Given problem
Turn everything from the start of the data down to the line containing "paragraph-unit-of-volume: за единицу", both included, into a Markdown table with the columns Row and Line. Give each line its number under Row and skip any blank lines.

•••••

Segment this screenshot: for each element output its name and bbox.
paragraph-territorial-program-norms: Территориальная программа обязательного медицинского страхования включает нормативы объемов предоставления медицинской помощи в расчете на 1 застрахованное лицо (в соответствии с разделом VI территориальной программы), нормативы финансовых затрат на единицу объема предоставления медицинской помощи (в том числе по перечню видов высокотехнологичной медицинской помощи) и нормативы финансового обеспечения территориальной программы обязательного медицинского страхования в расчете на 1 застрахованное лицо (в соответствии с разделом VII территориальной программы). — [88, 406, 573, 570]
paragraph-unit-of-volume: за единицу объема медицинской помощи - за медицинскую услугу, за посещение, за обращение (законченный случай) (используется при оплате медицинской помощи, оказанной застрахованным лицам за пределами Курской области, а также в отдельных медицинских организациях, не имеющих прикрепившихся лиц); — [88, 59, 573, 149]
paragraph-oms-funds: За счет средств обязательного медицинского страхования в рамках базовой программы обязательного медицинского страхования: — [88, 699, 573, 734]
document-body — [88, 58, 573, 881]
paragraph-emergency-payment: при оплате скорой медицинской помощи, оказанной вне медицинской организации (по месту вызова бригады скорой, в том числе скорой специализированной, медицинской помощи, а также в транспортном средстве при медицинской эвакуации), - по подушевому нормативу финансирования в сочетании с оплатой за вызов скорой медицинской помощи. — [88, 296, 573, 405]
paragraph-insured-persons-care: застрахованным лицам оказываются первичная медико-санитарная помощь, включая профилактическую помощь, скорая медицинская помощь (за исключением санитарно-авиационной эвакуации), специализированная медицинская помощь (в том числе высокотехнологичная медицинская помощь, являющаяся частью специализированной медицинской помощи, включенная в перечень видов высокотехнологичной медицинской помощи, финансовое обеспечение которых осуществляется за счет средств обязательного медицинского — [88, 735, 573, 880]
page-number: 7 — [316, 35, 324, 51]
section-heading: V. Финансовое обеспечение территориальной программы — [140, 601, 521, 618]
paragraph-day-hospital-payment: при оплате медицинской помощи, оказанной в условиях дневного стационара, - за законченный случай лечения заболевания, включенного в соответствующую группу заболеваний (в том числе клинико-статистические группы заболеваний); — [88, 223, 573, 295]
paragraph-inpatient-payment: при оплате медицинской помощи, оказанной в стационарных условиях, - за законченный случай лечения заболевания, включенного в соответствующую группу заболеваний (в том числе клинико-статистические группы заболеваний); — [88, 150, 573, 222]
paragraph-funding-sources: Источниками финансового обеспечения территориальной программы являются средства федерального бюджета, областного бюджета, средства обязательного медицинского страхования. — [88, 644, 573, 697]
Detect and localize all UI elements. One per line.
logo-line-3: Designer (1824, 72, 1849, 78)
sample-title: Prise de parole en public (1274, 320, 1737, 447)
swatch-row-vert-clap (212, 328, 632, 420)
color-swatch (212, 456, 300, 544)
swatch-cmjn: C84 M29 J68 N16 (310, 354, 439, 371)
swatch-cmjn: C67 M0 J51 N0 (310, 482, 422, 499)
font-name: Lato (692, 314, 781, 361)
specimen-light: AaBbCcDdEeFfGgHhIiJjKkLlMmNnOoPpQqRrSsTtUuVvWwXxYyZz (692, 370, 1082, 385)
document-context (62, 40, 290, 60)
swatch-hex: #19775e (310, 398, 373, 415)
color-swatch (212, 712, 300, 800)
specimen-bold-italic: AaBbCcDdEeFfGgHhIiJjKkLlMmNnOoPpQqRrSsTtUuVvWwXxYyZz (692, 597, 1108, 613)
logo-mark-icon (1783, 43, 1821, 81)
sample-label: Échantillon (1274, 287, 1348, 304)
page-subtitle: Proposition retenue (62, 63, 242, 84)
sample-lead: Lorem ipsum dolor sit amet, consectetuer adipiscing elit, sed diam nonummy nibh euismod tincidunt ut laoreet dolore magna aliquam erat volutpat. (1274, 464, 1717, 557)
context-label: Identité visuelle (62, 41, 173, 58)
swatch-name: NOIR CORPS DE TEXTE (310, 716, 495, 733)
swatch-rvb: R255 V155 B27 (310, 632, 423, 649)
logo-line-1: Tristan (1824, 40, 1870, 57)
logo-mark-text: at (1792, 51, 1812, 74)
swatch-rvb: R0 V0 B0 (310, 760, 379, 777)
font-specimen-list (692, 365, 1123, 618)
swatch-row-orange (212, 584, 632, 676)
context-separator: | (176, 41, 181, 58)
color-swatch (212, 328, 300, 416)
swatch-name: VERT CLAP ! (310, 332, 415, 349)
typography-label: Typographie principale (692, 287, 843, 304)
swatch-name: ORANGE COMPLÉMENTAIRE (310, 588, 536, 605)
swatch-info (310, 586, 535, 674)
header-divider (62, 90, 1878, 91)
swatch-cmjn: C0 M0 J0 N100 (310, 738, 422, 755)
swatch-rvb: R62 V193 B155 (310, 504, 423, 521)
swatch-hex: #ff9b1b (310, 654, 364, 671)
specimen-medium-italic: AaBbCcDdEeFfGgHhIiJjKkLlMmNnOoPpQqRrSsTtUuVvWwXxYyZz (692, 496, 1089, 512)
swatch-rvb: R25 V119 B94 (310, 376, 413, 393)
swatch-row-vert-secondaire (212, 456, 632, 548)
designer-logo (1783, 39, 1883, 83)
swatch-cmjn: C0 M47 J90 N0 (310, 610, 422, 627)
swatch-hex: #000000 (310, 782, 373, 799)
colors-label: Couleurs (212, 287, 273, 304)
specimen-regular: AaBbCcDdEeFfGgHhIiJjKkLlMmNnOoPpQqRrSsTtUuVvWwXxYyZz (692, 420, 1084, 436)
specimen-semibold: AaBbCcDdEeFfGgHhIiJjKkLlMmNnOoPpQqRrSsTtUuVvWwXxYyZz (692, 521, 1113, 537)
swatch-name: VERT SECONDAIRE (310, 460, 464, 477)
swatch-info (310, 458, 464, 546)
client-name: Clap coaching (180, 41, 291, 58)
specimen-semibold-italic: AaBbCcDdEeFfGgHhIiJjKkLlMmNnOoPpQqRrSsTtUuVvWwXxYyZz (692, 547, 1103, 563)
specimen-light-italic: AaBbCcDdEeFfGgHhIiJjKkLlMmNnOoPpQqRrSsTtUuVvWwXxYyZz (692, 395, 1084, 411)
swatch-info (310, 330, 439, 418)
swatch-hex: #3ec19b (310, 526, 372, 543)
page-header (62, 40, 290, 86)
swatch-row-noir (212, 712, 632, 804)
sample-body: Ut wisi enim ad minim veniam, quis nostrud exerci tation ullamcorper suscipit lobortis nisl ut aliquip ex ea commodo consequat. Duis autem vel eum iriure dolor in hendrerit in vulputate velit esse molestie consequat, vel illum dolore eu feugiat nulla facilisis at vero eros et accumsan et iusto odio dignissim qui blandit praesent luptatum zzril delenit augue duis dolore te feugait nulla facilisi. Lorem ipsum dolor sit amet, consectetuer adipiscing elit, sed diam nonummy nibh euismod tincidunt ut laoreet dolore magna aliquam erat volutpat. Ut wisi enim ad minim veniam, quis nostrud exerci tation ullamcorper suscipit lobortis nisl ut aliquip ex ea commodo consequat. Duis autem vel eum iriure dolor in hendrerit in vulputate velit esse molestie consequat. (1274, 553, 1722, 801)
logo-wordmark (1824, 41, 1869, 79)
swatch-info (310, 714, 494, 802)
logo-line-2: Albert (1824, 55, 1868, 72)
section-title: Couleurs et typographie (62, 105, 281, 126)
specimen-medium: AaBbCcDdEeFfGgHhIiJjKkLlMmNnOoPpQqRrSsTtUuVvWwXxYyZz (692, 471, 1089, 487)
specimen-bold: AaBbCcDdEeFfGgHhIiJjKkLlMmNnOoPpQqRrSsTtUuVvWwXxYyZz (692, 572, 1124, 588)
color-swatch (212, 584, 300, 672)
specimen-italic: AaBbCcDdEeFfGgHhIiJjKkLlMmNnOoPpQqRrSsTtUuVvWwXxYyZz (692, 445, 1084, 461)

•••••

Task result
| Row | Line |
|---|---|
| 1 | Segment this screenshot: for each element output its name and bbox. |
| 2 | paragraph-territorial-program-norms: Территориальная программа обязательного медицинского страхования включает нормативы объемов предоставления медицинской помощи в расчете на 1 застрахованное лицо (в соответствии с разделом VI территориальной программы), нормативы финансовых затрат на единицу объема предоставления медицинской помощи (в том числе по перечню видов высокотехнологичной медицинской помощи) и нормативы финансового обеспечения территориальной программы обязательного медицинского страхования в расчете на 1 застрахованное лицо (в соответствии с разделом VII территориальной программы). — [88, 406, 573, 570] |
| 3 | paragraph-unit-of-volume: за единицу объема медицинской помощи - за медицинскую услугу, за посещение, за обращение (законченный случай) (используется при оплате медицинской помощи, оказанной застрахованным лицам за пределами Курской области, а также в отдельных медицинских организациях, не имеющих прикрепившихся лиц); — [88, 59, 573, 149] |